● **WHAT IS ASKED**:
- a) In the album article, which four new songs does Big Battle of Egos include?
- b) Carry on the album article from its final sentence.

Compilation album by Army of Lovers
- Released: March 27, 2013
- Genre: Pop, Dance
- Label: Sofo Records
- Producer: Alexander Bard

Army of Lovers chronology
| Le Grand Docu-Soap (2001) | Big Battle of Egos (2013) | Sexodus (2023) |

Singles from Big Battle of Egos
- "Rockin' The Ride" Released: February 2013; "Signed on my Tattoo" Released: June 2013;

= Big Battle of Egos =

Big Battle of Egos is Army of Lovers' seventh album. It is a compilation of previous albums, including four new songs: "Rockin' The Ride", "Crashing Down", "Signed on my Tattoo" and "Tragedy". It was released throughout Europe in March 2013.

● **STORED DATA**:
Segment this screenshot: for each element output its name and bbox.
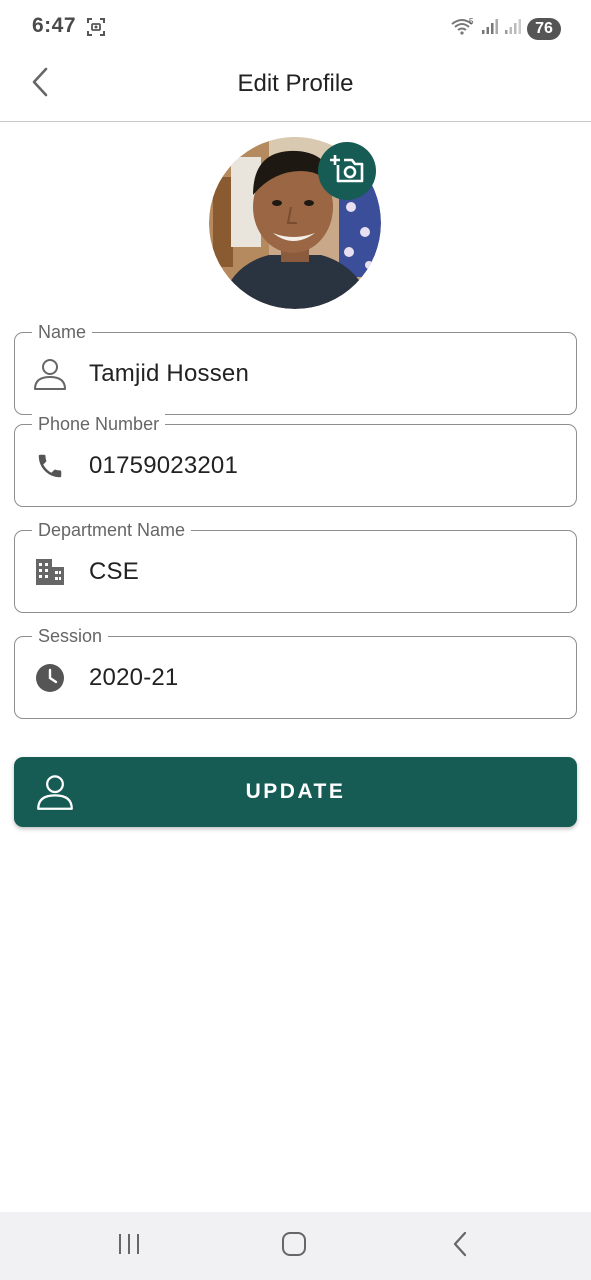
- clock-icon: [33, 661, 67, 695]
- update-label: UPDATE: [245, 780, 346, 803]
- system-navigation-bar: [0, 1212, 591, 1280]
- department-name-label: Department Name: [32, 519, 192, 541]
- department-name-field[interactable]: Department Name CSE: [14, 519, 577, 613]
- department-name-value: CSE: [89, 558, 139, 585]
- session-field[interactable]: Session 2020-21: [14, 625, 577, 719]
- status-bar: 6:47 5 76: [0, 0, 591, 56]
- app-bar: Edit Profile: [0, 56, 591, 122]
- signal-icon: [481, 17, 499, 40]
- wifi-icon: 5: [450, 16, 476, 41]
- name-value: Tamjid Hossen: [89, 360, 249, 387]
- recents-icon: [117, 1232, 141, 1261]
- session-value: 2020-21: [89, 664, 179, 691]
- phone-number-value: 01759023201: [89, 452, 239, 479]
- edit-profile-screen: 6:47 5 76 Edit Profile Name Tamjid Hosse…: [0, 0, 591, 1280]
- avatar-section: [209, 137, 381, 309]
- phone-icon: [33, 449, 67, 483]
- status-time: 6:47: [32, 14, 77, 37]
- person-icon: [33, 357, 67, 391]
- update-button[interactable]: UPDATE: [14, 757, 577, 827]
- back-icon: [450, 1231, 470, 1262]
- signal-icon-2: [504, 17, 522, 40]
- battery-indicator: 76: [527, 17, 561, 40]
- session-label: Session: [32, 625, 109, 647]
- svg-text:5: 5: [469, 17, 474, 26]
- page-title: Edit Profile: [237, 70, 354, 97]
- system-back-button[interactable]: [440, 1228, 480, 1264]
- phone-number-label: Phone Number: [32, 413, 166, 435]
- name-field[interactable]: Name Tamjid Hossen: [14, 321, 577, 415]
- status-indicators: 5 76: [450, 16, 561, 41]
- home-icon: [281, 1231, 307, 1262]
- change-photo-button[interactable]: [318, 142, 376, 200]
- screenshot-icon: [86, 17, 106, 37]
- add-photo-icon: [330, 154, 364, 189]
- name-label: Name: [32, 321, 93, 343]
- phone-number-field[interactable]: Phone Number 01759023201: [14, 413, 577, 507]
- home-button[interactable]: [274, 1228, 314, 1264]
- recents-button[interactable]: [109, 1228, 149, 1264]
- building-icon: [33, 555, 67, 589]
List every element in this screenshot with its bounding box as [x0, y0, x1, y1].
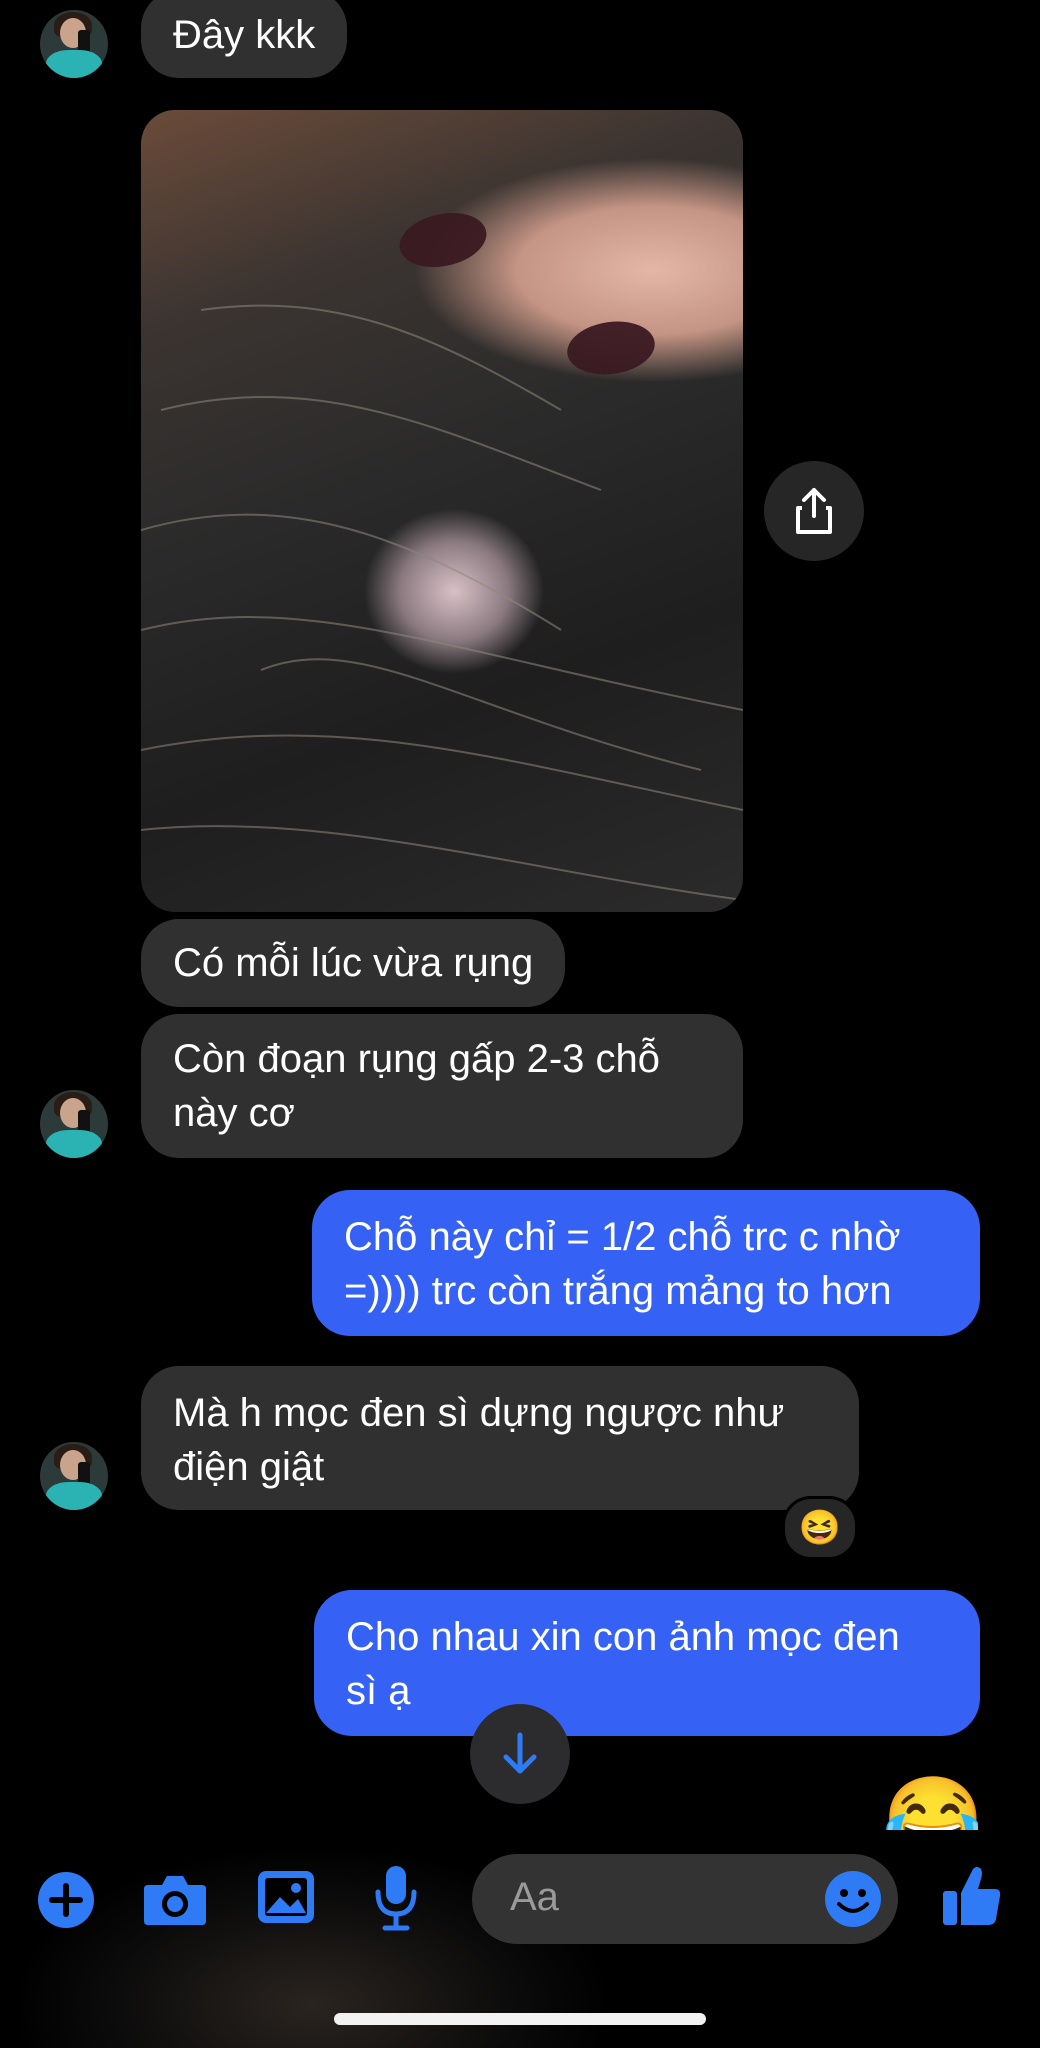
message-text-line: Chỗ này chỉ = 1/2 chỗ trc c nhờ	[344, 1215, 901, 1259]
message-text-line: này cơ	[173, 1091, 295, 1135]
emoji-icon	[825, 1871, 881, 1927]
message-text: Đây kkk	[173, 13, 316, 57]
reaction-emoji: 😆	[798, 1509, 842, 1547]
camera-button[interactable]	[142, 1868, 208, 1930]
scroll-down-button[interactable]	[470, 1704, 570, 1804]
voice-button[interactable]	[370, 1862, 422, 1934]
contact-avatar[interactable]	[40, 1442, 108, 1510]
microphone-icon	[375, 1866, 417, 1931]
message-incoming[interactable]: Còn đoạn rụng gấp 2-3 chỗ này cơ	[141, 1014, 743, 1158]
add-button[interactable]	[36, 1870, 96, 1930]
thumbs-up-icon	[943, 1867, 1001, 1925]
message-text-line: điện giật	[173, 1445, 325, 1489]
share-icon	[796, 488, 832, 534]
plus-icon	[38, 1872, 94, 1928]
share-button[interactable]	[764, 461, 864, 561]
shared-photo[interactable]	[141, 110, 743, 912]
message-text-line: =)))) trc còn trắng mảng to hơn	[344, 1269, 892, 1313]
contact-avatar[interactable]	[40, 1090, 108, 1158]
message-text-line: Còn đoạn rụng gấp 2-3 chỗ	[173, 1037, 661, 1081]
contact-avatar[interactable]	[40, 10, 108, 78]
message-text-line: sì ạ	[346, 1669, 411, 1713]
sent-emoji[interactable]: 😂	[882, 1770, 978, 1830]
message-incoming[interactable]: Đây kkk	[141, 0, 348, 78]
message-text: Có mỗi lúc vừa rụng	[173, 941, 534, 985]
scroll-down-icon	[503, 1732, 537, 1774]
like-button[interactable]	[940, 1862, 1004, 1928]
message-outgoing[interactable]: Cho nhau xin con ảnh mọc đen sì ạ	[314, 1590, 980, 1736]
message-text-line: Mà h mọc đen sì dựng ngược như	[173, 1391, 785, 1435]
emoji-button[interactable]	[822, 1868, 884, 1930]
home-indicator	[334, 2013, 706, 2025]
message-reaction[interactable]: 😆	[782, 1496, 858, 1560]
image-icon	[258, 1871, 314, 1923]
input-placeholder: Aa	[510, 1875, 559, 1919]
message-incoming[interactable]: Mà h mọc đen sì dựng ngược như điện giật	[141, 1366, 859, 1510]
hair-strands	[141, 212, 743, 901]
message-incoming[interactable]: Có mỗi lúc vừa rụng	[141, 919, 566, 1007]
message-outgoing[interactable]: Chỗ này chỉ = 1/2 chỗ trc c nhờ =)))) tr…	[312, 1190, 980, 1336]
message-text-line: Cho nhau xin con ảnh mọc đen	[346, 1615, 900, 1659]
message-input[interactable]: Aa	[472, 1854, 898, 1944]
camera-icon	[144, 1876, 206, 1925]
gallery-button[interactable]	[254, 1866, 318, 1928]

● **SOLVED PROBLEMS**:
- a) "Rockin' The Ride", "Crashing Down", "Signed on my Tattoo" and "Tragedy".

- b)
== History ==
Army of Lovers reformed with Alexander Bard, Camilla Henemark and Jean-Pierre Barda in late 2012 to enter the Melodifestivalen 2013 with the song "Rockin' the Ride", in hopes of representing Sweden in the Eurovision Song Contest 2013 in Malmö. Their entry did not reach the finals of the Melodifestivalen. Only some days after their performance Alexander Bard explained to the press, that Camilla Henemark was kicked out once again and that Dominika Peczynski returned. The kick-out was followed by a public fight between Alexander Bard and Dominika Peczynski against Camilla Henemark.

A new best-of-compilation, with four new songs, called Big Battle Of Egos was announced for release on March 27, 2013, to be followed by a single and video called Signed On My Tattoo, a duet between Army Of Lovers and fellow Swedes Gravitonas.

== New songs ==
The four new songs have limited connection to Army of Lovers previous used sound. Except for "Tragedy", all have a strong connection to the electro/dance-sound of Alexander Bard's other bands.

"Signed on My Tattoo" is a duet with his current band Gravitonas, "Crashing Down" is a cover of "Love Came Crashing Down" by Bard’s previous band BWO, and "Tragedy" is also a cover that he wrote for Malena Ernman's La Voix Du Nord album.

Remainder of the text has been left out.